::: Supplied material

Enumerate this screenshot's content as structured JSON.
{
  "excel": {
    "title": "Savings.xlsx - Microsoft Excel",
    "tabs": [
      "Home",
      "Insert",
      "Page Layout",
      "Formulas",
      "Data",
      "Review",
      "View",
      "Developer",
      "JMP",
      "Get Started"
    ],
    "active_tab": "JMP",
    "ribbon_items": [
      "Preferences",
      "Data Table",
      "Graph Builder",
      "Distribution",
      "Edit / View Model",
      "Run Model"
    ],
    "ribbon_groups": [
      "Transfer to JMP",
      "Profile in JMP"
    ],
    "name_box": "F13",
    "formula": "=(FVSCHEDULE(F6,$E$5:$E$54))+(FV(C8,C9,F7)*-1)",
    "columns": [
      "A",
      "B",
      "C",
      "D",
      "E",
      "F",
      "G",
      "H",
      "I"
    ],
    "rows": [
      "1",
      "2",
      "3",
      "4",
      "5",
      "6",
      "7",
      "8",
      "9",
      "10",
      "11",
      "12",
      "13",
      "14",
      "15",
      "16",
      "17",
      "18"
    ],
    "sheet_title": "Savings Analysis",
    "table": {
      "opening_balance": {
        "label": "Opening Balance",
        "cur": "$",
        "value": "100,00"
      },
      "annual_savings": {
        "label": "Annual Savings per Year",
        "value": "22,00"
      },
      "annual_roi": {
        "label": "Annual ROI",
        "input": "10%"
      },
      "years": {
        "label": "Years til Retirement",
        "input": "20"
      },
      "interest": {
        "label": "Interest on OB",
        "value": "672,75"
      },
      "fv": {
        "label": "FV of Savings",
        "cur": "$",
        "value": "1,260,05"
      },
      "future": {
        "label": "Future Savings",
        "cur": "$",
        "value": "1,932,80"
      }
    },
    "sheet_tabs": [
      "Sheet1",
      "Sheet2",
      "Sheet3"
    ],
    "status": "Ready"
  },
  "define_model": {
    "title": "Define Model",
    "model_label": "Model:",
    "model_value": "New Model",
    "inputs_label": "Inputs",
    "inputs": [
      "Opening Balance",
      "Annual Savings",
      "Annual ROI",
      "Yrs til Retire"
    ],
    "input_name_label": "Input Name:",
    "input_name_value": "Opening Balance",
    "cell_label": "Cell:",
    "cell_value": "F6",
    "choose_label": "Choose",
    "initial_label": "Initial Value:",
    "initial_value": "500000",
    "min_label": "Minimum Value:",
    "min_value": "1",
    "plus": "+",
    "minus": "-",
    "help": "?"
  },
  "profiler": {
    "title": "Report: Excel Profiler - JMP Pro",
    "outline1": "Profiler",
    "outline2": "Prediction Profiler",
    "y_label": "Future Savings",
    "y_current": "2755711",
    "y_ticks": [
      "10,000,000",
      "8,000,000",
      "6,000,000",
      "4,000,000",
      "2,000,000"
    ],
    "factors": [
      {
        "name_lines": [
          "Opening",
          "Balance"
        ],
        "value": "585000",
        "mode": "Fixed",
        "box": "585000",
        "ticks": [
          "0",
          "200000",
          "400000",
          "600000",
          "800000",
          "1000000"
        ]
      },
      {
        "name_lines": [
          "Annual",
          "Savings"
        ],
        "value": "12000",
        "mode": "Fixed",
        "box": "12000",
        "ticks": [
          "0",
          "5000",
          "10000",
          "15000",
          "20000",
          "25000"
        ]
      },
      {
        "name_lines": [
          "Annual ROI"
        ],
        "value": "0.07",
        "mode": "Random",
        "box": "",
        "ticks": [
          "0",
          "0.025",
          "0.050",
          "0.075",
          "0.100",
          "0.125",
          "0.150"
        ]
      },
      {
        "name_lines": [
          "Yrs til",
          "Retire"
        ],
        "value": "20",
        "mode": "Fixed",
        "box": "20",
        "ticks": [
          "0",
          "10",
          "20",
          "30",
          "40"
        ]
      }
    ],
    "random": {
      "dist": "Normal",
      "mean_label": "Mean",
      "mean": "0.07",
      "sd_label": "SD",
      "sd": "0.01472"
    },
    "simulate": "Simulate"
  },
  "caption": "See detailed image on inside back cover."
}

::::::

Task statement — Repeat each record in full; every line must match exactly.

Final result —
Enumerate this screenshot's content as structured JSON.
{
  "excel": {
    "title": "Savings.xlsx - Microsoft Excel",
    "tabs": [
      "Home",
      "Insert",
      "Page Layout",
      "Formulas",
      "Data",
      "Review",
      "View",
      "Developer",
      "JMP",
      "Get Started"
    ],
    "active_tab": "JMP",
    "ribbon_items": [
      "Preferences",
      "Data Table",
      "Graph Builder",
      "Distribution",
      "Edit / View Model",
      "Run Model"
    ],
    "ribbon_groups": [
      "Transfer to JMP",
      "Profile in JMP"
    ],
    "name_box": "F13",
    "formula": "=(FVSCHEDULE(F6,$E$5:$E$54))+(FV(C8,C9,F7)*-1)",
    "columns": [
      "A",
      "B",
      "C",
      "D",
      "E",
      "F",
      "G",
      "H",
      "I"
    ],
    "rows": [
      "1",
      "2",
      "3",
      "4",
      "5",
      "6",
      "7",
      "8",
      "9",
      "10",
      "11",
      "12",
      "13",
      "14",
      "15",
      "16",
      "17",
      "18"
    ],
    "sheet_title": "Savings Analysis",
    "table": {
      "opening_balance": {
        "label": "Opening Balance",
        "cur": "$",
        "value": "100,00"
      },
      "annual_savings": {
        "label": "Annual Savings per Year",
        "value": "22,00"
      },
      "annual_roi": {
        "label": "Annual ROI",
        "input": "10%"
      },
      "years": {
        "label": "Years til Retirement",
        "input": "20"
      },
      "interest": {
        "label": "Interest on OB",
        "value": "672,75"
      },
      "fv": {
        "label": "FV of Savings",
        "cur": "$",
        "value": "1,260,05"
      },
      "future": {
        "label": "Future Savings",
        "cur": "$",
        "value": "1,932,80"
      }
    },
    "sheet_tabs": [
      "Sheet1",
      "Sheet2",
      "Sheet3"
    ],
    "status": "Ready"
  },
  "define_model": {
    "title": "Define Model",
    "model_label": "Model:",
    "model_value": "New Model",
    "inputs_label": "Inputs",
    "inputs": [
      "Opening Balance",
      "Annual Savings",
      "Annual ROI",
      "Yrs til Retire"
    ],
    "input_name_label": "Input Name:",
    "input_name_value": "Opening Balance",
    "cell_label": "Cell:",
    "cell_value": "F6",
    "choose_label": "Choose",
    "initial_label": "Initial Value:",
    "initial_value": "500000",
    "min_label": "Minimum Value:",
    "min_value": "1",
    "plus": "+",
    "minus": "-",
    "help": "?"
  },
  "profiler": {
    "title": "Report: Excel Profiler - JMP Pro",
    "outline1": "Profiler",
    "outline2": "Prediction Profiler",
    "y_label": "Future Savings",
    "y_current": "2755711",
    "y_ticks": [
      "10,000,000",
      "8,000,000",
      "6,000,000",
      "4,000,000",
      "2,000,000"
    ],
    "factors": [
      {
        "name_lines": [
          "Opening",
          "Balance"
        ],
        "value": "585000",
        "mode": "Fixed",
        "box": "585000",
        "ticks": [
          "0",
          "200000",
          "400000",
          "600000",
          "800000",
          "1000000"
        ]
      },
      {
        "name_lines": [
          "Annual",
          "Savings"
        ],
        "value": "12000",
        "mode": "Fixed",
        "box": "12000",
        "ticks": [
          "0",
          "5000",
          "10000",
          "15000",
          "20000",
          "25000"
        ]
      },
      {
        "name_lines": [
          "Annual ROI"
        ],
        "value": "0.07",
        "mode": "Random",
        "box": "",
        "ticks": [
          "0",
          "0.025",
          "0.050",
          "0.075",
          "0.100",
          "0.125",
          "0.150"
        ]
      },
      {
        "name_lines": [
          "Yrs til",
          "Retire"
        ],
        "value": "20",
        "mode": "Fixed",
        "box": "20",
        "ticks": [
          "0",
          "10",
          "20",
          "30",
          "40"
        ]
      }
    ],
    "random": {
      "dist": "Normal",
      "mean_label": "Mean",
      "mean": "0.07",
      "sd_label": "SD",
      "sd": "0.01472"
    },
    "simulate": "Simulate"
  },
  "caption": "See detailed image on inside back cover."
}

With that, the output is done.